▸ WHAT YOU WILL DO
Reproduce all of the material word for word.

▸ WORKING DATA
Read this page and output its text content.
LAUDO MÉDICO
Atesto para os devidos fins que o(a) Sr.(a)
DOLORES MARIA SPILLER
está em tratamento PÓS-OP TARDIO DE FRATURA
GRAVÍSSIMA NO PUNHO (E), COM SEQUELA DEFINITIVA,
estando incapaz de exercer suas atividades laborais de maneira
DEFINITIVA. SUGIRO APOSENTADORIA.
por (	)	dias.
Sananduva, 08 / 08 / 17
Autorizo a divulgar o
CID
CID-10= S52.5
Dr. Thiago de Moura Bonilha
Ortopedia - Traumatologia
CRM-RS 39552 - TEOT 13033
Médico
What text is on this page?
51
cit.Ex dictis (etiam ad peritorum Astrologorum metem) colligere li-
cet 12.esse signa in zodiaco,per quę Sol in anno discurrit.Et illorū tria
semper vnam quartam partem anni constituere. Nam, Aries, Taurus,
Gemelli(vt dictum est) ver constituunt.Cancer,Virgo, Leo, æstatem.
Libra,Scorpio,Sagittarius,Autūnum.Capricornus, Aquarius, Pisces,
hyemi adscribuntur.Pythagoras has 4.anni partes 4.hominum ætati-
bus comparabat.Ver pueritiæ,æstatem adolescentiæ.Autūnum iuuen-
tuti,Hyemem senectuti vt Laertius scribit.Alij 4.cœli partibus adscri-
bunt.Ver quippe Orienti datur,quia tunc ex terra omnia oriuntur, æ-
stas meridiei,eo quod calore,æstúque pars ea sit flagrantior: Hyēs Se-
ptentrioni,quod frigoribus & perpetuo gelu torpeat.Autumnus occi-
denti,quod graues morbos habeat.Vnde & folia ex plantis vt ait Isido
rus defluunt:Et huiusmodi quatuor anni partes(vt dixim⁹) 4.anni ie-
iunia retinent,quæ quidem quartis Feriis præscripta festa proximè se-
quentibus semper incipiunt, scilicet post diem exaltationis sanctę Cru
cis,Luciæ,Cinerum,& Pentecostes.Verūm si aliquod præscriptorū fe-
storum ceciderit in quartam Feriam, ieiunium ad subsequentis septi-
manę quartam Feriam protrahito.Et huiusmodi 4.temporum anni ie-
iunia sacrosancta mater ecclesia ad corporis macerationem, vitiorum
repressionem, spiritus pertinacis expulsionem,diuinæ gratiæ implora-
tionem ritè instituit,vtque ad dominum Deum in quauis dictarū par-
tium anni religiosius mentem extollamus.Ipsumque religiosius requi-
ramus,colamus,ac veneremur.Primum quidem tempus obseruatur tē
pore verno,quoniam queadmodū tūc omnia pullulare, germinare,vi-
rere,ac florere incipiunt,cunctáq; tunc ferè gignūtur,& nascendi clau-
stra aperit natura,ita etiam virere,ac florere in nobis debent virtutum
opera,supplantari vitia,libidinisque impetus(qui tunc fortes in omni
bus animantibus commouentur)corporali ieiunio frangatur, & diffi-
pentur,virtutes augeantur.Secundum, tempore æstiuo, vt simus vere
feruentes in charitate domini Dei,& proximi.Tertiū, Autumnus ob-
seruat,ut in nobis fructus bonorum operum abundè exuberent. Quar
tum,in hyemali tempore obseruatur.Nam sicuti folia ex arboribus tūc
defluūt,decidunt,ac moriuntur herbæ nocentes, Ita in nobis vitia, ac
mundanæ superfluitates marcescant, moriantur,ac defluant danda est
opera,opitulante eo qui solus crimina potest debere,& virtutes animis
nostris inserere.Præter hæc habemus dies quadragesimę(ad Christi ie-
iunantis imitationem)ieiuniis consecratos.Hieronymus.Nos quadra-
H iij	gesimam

▸ SOLUTION TO THIS EXERCISE
Read this page and output its text content.
LAUDO MÉDICO
Atesto para os devidos fins que o(a) Sr.(a)
DOLORES MARIA SPILLER
está em tratamento PÓS-OP TARDIO DE FRATURA
GRAVÍSSIMA NO PUNHO (E), COM SEQUELA DEFINITIVA,
estando incapaz de exercer suas atividades laborais de maneira
DEFINITIVA. SUGIRO APOSENTADORIA.
por (	)	dias.
Sananduva, 08 / 08 / 17
Autorizo a divulgar o
CID
CID-10= S52.5
Dr. Thiago de Moura Bonilha
Ortopedia - Traumatologia
CRM-RS 39552 - TEOT 13033
Médico
What text is on this page?
51
cit.Ex dictis (etiam ad peritorum Astrologorum metem) colligere li-
cet 12.esse signa in zodiaco,per quę Sol in anno discurrit.Et illorū tria
semper vnam quartam partem anni constituere. Nam, Aries, Taurus,
Gemelli(vt dictum est) ver constituunt.Cancer,Virgo, Leo, æstatem.
Libra,Scorpio,Sagittarius,Autūnum.Capricornus, Aquarius, Pisces,
hyemi adscribuntur.Pythagoras has 4.anni partes 4.hominum ætati-
bus comparabat.Ver pueritiæ,æstatem adolescentiæ.Autūnum iuuen-
tuti,Hyemem senectuti vt Laertius scribit.Alij 4.cœli partibus adscri-
bunt.Ver quippe Orienti datur,quia tunc ex terra omnia oriuntur, æ-
stas meridiei,eo quod calore,æstúque pars ea sit flagrantior: Hyēs Se-
ptentrioni,quod frigoribus & perpetuo gelu torpeat.Autumnus occi-
denti,quod graues morbos habeat.Vnde & folia ex plantis vt ait Isido
rus defluunt:Et huiusmodi quatuor anni partes(vt dixim⁹) 4.anni ie-
iunia retinent,quæ quidem quartis Feriis præscripta festa proximè se-
quentibus semper incipiunt, scilicet post diem exaltationis sanctę Cru
cis,Luciæ,Cinerum,& Pentecostes.Verūm si aliquod præscriptorū fe-
storum ceciderit in quartam Feriam, ieiunium ad subsequentis septi-
manę quartam Feriam protrahito.Et huiusmodi 4.temporum anni ie-
iunia sacrosancta mater ecclesia ad corporis macerationem, vitiorum
repressionem, spiritus pertinacis expulsionem,diuinæ gratiæ implora-
tionem ritè instituit,vtque ad dominum Deum in quauis dictarū par-
tium anni religiosius mentem extollamus.Ipsumque religiosius requi-
ramus,colamus,ac veneremur.Primum quidem tempus obseruatur tē
pore verno,quoniam queadmodū tūc omnia pullulare, germinare,vi-
rere,ac florere incipiunt,cunctáq; tunc ferè gignūtur,& nascendi clau-
stra aperit natura,ita etiam virere,ac florere in nobis debent virtutum
opera,supplantari vitia,libidinisque impetus(qui tunc fortes in omni
bus animantibus commouentur)corporali ieiunio frangatur, & diffi-
pentur,virtutes augeantur.Secundum, tempore æstiuo, vt simus vere
feruentes in charitate domini Dei,& proximi.Tertiū, Autumnus ob-
seruat,ut in nobis fructus bonorum operum abundè exuberent. Quar
tum,in hyemali tempore obseruatur.Nam sicuti folia ex arboribus tūc
defluūt,decidunt,ac moriuntur herbæ nocentes, Ita in nobis vitia, ac
mundanæ superfluitates marcescant, moriantur,ac defluant danda est
opera,opitulante eo qui solus crimina potest debere,& virtutes animis
nostris inserere.Præter hæc habemus dies quadragesimę(ad Christi ie-
iunantis imitationem)ieiuniis consecratos.Hieronymus.Nos quadra-
H iij	gesimam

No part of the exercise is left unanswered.